### TASK OBJECTIVE
Reproduce the entries below with each "meridian-line" replaced by "longitude-line", keeping every other character the same.

### DATA FOR THIS EXERCISE

+-------+

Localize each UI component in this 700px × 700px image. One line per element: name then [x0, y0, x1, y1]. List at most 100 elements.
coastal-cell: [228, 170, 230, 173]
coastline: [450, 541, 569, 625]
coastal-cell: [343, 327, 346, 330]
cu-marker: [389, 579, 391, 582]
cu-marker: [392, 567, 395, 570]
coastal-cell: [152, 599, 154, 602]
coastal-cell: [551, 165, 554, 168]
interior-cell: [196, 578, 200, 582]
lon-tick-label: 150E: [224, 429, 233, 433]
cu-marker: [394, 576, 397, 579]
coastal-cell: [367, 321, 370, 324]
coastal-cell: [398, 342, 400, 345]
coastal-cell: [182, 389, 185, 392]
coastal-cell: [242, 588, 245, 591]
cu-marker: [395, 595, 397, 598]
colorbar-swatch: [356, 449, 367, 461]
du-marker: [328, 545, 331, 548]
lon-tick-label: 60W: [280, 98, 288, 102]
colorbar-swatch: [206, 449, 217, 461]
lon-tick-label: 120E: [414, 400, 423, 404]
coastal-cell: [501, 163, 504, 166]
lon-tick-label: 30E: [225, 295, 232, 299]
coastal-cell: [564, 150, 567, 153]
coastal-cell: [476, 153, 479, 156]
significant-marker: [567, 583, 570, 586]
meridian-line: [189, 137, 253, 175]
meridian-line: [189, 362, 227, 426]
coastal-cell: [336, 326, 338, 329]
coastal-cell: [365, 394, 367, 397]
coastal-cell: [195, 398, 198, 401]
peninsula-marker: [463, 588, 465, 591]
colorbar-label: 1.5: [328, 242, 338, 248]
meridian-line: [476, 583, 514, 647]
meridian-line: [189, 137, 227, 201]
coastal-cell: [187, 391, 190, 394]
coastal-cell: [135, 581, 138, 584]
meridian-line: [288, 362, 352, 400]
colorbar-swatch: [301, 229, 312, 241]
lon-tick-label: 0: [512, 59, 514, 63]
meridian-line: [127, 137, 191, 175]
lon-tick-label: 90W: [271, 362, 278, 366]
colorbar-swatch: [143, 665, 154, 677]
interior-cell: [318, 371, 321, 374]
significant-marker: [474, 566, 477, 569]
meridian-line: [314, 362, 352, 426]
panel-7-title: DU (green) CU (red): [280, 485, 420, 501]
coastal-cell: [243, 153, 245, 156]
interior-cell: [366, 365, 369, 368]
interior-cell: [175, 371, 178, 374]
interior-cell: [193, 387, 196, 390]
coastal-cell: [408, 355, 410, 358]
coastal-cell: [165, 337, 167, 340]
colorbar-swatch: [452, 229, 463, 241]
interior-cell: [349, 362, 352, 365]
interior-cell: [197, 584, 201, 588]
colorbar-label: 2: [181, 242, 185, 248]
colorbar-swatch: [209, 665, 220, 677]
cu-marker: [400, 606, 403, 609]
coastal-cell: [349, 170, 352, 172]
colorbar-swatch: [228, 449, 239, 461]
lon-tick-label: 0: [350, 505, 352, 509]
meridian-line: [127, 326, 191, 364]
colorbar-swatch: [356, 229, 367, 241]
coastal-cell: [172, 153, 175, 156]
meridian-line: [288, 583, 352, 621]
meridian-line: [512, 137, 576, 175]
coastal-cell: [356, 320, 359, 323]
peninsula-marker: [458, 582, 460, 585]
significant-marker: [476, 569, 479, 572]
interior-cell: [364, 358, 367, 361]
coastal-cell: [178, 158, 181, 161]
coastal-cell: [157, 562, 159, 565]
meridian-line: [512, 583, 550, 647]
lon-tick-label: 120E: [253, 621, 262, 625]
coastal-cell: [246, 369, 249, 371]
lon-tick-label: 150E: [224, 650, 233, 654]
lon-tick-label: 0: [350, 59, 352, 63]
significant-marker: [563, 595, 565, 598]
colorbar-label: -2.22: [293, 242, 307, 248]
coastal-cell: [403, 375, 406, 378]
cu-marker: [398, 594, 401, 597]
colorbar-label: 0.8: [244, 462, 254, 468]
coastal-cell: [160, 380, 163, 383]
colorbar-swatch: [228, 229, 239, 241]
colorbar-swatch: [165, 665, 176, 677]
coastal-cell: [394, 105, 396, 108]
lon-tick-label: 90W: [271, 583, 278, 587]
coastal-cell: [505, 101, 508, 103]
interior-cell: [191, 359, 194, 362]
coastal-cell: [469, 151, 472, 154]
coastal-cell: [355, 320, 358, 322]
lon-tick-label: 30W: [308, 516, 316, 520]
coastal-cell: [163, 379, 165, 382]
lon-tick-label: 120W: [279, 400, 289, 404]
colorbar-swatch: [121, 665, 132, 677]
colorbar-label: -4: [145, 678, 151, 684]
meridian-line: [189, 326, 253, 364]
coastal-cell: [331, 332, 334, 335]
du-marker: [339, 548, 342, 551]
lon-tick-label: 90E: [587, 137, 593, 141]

+-------+

### REPLY
Localize each UI component in this 700px × 700px image. One line per element: name then [x0, y0, x1, y1]. List at most 100 elements.
coastal-cell: [228, 170, 230, 173]
coastline: [450, 541, 569, 625]
coastal-cell: [343, 327, 346, 330]
cu-marker: [389, 579, 391, 582]
cu-marker: [392, 567, 395, 570]
coastal-cell: [152, 599, 154, 602]
coastal-cell: [551, 165, 554, 168]
interior-cell: [196, 578, 200, 582]
lon-tick-label: 150E: [224, 429, 233, 433]
cu-marker: [394, 576, 397, 579]
coastal-cell: [367, 321, 370, 324]
coastal-cell: [398, 342, 400, 345]
coastal-cell: [182, 389, 185, 392]
coastal-cell: [242, 588, 245, 591]
cu-marker: [395, 595, 397, 598]
colorbar-swatch: [356, 449, 367, 461]
du-marker: [328, 545, 331, 548]
lon-tick-label: 60W: [280, 98, 288, 102]
colorbar-swatch: [206, 449, 217, 461]
lon-tick-label: 120E: [414, 400, 423, 404]
coastal-cell: [501, 163, 504, 166]
lon-tick-label: 30E: [225, 295, 232, 299]
coastal-cell: [564, 150, 567, 153]
coastal-cell: [476, 153, 479, 156]
significant-marker: [567, 583, 570, 586]
longitude-line: [189, 137, 253, 175]
longitude-line: [189, 362, 227, 426]
coastal-cell: [336, 326, 338, 329]
coastal-cell: [365, 394, 367, 397]
coastal-cell: [195, 398, 198, 401]
peninsula-marker: [463, 588, 465, 591]
colorbar-label: 1.5: [328, 242, 338, 248]
longitude-line: [476, 583, 514, 647]
longitude-line: [189, 137, 227, 201]
coastal-cell: [187, 391, 190, 394]
coastal-cell: [135, 581, 138, 584]
longitude-line: [288, 362, 352, 400]
colorbar-swatch: [301, 229, 312, 241]
lon-tick-label: 0: [512, 59, 514, 63]
longitude-line: [127, 137, 191, 175]
lon-tick-label: 90W: [271, 362, 278, 366]
colorbar-swatch: [143, 665, 154, 677]
interior-cell: [318, 371, 321, 374]
significant-marker: [474, 566, 477, 569]
longitude-line: [314, 362, 352, 426]
panel-7-title: DU (green) CU (red): [280, 485, 420, 501]
coastal-cell: [243, 153, 245, 156]
interior-cell: [366, 365, 369, 368]
interior-cell: [175, 371, 178, 374]
interior-cell: [193, 387, 196, 390]
coastal-cell: [408, 355, 410, 358]
coastal-cell: [165, 337, 167, 340]
colorbar-swatch: [452, 229, 463, 241]
interior-cell: [349, 362, 352, 365]
interior-cell: [197, 584, 201, 588]
colorbar-label: 2: [181, 242, 185, 248]
colorbar-swatch: [209, 665, 220, 677]
cu-marker: [400, 606, 403, 609]
coastal-cell: [349, 170, 352, 172]
colorbar-swatch: [228, 449, 239, 461]
lon-tick-label: 0: [350, 505, 352, 509]
longitude-line: [127, 326, 191, 364]
colorbar-swatch: [356, 229, 367, 241]
coastal-cell: [172, 153, 175, 156]
longitude-line: [288, 583, 352, 621]
longitude-line: [512, 137, 576, 175]
coastal-cell: [356, 320, 359, 323]
peninsula-marker: [458, 582, 460, 585]
significant-marker: [476, 569, 479, 572]
interior-cell: [364, 358, 367, 361]
coastal-cell: [178, 158, 181, 161]
coastal-cell: [157, 562, 159, 565]
longitude-line: [512, 583, 550, 647]
lon-tick-label: 120E: [253, 621, 262, 625]
coastal-cell: [246, 369, 249, 371]
lon-tick-label: 150E: [224, 650, 233, 654]
lon-tick-label: 0: [350, 59, 352, 63]
significant-marker: [563, 595, 565, 598]
colorbar-label: -2.22: [293, 242, 307, 248]
coastal-cell: [403, 375, 406, 378]
cu-marker: [398, 594, 401, 597]
colorbar-label: 0.8: [244, 462, 254, 468]
coastal-cell: [160, 380, 163, 383]
colorbar-swatch: [228, 229, 239, 241]
colorbar-swatch: [165, 665, 176, 677]
coastal-cell: [394, 105, 396, 108]
lon-tick-label: 90W: [271, 583, 278, 587]
coastal-cell: [505, 101, 508, 103]
interior-cell: [191, 359, 194, 362]
coastal-cell: [469, 151, 472, 154]
coastal-cell: [355, 320, 358, 322]
lon-tick-label: 30W: [308, 516, 316, 520]
coastal-cell: [163, 379, 165, 382]
lon-tick-label: 120W: [279, 400, 289, 404]
colorbar-swatch: [121, 665, 132, 677]
colorbar-label: -4: [145, 678, 151, 684]
longitude-line: [189, 326, 253, 364]
coastal-cell: [331, 332, 334, 335]
du-marker: [339, 548, 342, 551]
lon-tick-label: 90E: [587, 137, 593, 141]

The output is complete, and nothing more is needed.